DATA FOR THIS EXERCISE start
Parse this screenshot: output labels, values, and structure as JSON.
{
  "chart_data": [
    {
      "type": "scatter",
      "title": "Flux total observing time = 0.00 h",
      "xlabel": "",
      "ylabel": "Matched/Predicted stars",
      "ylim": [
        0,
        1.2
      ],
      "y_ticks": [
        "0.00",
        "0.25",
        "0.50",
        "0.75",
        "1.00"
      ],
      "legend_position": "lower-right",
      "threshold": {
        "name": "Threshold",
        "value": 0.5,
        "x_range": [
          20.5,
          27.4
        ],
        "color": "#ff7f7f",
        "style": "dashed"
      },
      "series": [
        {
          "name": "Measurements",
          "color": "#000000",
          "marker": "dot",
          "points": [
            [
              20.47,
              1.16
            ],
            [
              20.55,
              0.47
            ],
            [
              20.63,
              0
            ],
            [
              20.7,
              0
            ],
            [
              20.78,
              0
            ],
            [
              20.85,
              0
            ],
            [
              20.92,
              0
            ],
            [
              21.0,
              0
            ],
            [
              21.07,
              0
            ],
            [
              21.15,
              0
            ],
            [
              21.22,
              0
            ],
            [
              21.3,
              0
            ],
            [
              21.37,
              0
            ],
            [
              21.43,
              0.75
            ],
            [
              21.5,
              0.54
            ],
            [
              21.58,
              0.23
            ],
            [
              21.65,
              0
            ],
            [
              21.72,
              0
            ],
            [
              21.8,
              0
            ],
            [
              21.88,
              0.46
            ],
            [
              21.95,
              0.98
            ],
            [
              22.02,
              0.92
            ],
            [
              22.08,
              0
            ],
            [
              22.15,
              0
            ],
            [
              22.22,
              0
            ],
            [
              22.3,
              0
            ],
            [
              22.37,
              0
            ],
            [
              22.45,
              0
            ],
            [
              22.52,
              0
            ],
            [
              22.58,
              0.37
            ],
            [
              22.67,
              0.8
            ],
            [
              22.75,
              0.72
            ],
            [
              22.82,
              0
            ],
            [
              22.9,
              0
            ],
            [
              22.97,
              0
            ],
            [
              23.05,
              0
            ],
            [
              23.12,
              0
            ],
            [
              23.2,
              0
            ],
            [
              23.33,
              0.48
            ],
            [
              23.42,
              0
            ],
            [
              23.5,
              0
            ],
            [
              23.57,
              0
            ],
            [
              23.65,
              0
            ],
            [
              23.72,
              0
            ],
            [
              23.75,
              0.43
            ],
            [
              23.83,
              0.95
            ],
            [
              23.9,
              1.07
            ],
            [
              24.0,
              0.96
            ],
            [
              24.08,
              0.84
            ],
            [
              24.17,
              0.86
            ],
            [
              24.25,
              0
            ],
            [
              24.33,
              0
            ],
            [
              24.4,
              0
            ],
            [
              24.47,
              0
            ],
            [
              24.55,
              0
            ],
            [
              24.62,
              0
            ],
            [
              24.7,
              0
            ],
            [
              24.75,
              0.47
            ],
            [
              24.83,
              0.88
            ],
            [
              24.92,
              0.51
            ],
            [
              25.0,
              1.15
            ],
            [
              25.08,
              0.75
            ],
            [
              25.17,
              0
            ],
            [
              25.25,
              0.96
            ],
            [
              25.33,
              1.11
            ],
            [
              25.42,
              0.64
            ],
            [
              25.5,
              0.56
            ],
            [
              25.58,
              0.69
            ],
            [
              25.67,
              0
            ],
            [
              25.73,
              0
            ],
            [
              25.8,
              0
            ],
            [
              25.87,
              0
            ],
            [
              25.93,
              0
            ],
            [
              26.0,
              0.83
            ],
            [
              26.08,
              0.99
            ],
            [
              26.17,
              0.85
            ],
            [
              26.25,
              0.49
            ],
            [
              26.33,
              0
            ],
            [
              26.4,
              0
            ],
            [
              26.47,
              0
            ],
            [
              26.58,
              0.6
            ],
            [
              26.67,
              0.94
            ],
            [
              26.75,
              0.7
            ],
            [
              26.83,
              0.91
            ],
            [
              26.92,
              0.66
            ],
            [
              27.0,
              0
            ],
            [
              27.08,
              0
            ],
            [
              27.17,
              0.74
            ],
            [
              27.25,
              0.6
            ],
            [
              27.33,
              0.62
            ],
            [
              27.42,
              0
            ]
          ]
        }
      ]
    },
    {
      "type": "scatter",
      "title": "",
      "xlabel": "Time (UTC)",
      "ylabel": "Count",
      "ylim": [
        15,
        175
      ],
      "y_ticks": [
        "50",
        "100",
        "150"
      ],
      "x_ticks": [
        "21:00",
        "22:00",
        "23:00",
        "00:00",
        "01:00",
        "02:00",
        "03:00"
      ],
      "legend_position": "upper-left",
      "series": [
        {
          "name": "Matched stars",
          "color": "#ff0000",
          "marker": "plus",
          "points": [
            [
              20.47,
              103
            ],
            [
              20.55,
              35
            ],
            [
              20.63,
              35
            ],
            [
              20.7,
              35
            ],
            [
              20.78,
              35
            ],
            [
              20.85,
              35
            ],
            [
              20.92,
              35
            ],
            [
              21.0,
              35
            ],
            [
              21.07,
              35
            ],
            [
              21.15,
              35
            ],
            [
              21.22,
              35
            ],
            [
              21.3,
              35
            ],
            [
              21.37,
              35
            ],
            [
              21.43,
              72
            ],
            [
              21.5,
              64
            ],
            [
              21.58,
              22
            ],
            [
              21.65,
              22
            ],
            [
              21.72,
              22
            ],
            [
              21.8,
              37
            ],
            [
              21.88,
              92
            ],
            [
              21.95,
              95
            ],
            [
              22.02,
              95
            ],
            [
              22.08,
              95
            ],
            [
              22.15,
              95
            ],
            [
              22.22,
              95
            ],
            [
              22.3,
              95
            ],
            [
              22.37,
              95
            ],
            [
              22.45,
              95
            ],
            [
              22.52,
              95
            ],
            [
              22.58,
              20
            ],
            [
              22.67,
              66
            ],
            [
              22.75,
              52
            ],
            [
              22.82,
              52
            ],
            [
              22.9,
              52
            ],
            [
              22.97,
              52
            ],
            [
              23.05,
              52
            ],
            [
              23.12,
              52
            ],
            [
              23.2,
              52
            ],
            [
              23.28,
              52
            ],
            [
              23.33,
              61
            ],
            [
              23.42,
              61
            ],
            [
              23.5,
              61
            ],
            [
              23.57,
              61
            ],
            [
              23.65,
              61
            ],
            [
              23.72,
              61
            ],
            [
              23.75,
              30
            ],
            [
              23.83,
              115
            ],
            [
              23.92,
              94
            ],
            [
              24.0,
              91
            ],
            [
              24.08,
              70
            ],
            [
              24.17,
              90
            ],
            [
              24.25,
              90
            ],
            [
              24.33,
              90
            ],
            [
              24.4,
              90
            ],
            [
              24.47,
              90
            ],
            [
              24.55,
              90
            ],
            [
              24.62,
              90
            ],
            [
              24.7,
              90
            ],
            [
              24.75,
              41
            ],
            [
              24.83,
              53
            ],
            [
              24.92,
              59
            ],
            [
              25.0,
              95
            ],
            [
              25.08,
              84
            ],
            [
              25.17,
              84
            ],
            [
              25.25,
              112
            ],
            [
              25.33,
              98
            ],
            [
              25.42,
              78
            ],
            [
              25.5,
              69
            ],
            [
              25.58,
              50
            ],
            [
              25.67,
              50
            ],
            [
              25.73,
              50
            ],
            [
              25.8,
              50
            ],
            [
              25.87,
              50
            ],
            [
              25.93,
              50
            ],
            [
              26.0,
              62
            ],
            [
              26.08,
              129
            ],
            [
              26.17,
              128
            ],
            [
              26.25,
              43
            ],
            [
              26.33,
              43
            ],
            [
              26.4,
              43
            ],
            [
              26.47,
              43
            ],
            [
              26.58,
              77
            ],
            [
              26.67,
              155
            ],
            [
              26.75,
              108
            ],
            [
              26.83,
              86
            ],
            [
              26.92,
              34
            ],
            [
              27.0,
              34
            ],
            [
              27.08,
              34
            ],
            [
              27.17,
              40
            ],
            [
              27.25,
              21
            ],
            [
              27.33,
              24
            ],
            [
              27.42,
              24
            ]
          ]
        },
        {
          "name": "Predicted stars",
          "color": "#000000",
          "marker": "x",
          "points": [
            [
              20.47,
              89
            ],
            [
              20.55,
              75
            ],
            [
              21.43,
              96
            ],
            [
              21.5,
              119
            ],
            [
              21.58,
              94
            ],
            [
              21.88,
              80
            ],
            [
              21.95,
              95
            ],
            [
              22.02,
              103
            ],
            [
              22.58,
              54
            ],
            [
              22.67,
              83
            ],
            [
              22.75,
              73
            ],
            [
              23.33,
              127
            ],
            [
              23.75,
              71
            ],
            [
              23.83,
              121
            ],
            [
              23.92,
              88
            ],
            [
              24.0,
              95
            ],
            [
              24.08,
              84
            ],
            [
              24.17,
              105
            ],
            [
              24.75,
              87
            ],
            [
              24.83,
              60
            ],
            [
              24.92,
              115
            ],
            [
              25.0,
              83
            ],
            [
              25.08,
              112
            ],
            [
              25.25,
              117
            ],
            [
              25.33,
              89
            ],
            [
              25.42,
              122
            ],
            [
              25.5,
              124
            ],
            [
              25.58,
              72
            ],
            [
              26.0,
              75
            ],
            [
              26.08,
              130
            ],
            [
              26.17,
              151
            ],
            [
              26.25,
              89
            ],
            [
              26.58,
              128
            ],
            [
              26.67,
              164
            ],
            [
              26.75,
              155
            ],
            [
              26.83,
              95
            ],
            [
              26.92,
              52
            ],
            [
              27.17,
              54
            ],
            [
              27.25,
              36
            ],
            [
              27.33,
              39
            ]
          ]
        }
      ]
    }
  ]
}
DATA FOR THIS EXERCISE end
EXERCISE: Above are the records; copy every line in them that holds the word "color".

TASK RESULT:
        "color": "#ff7f7f",
          "color": "#000000",
          "color": "#ff0000",
          "color": "#000000",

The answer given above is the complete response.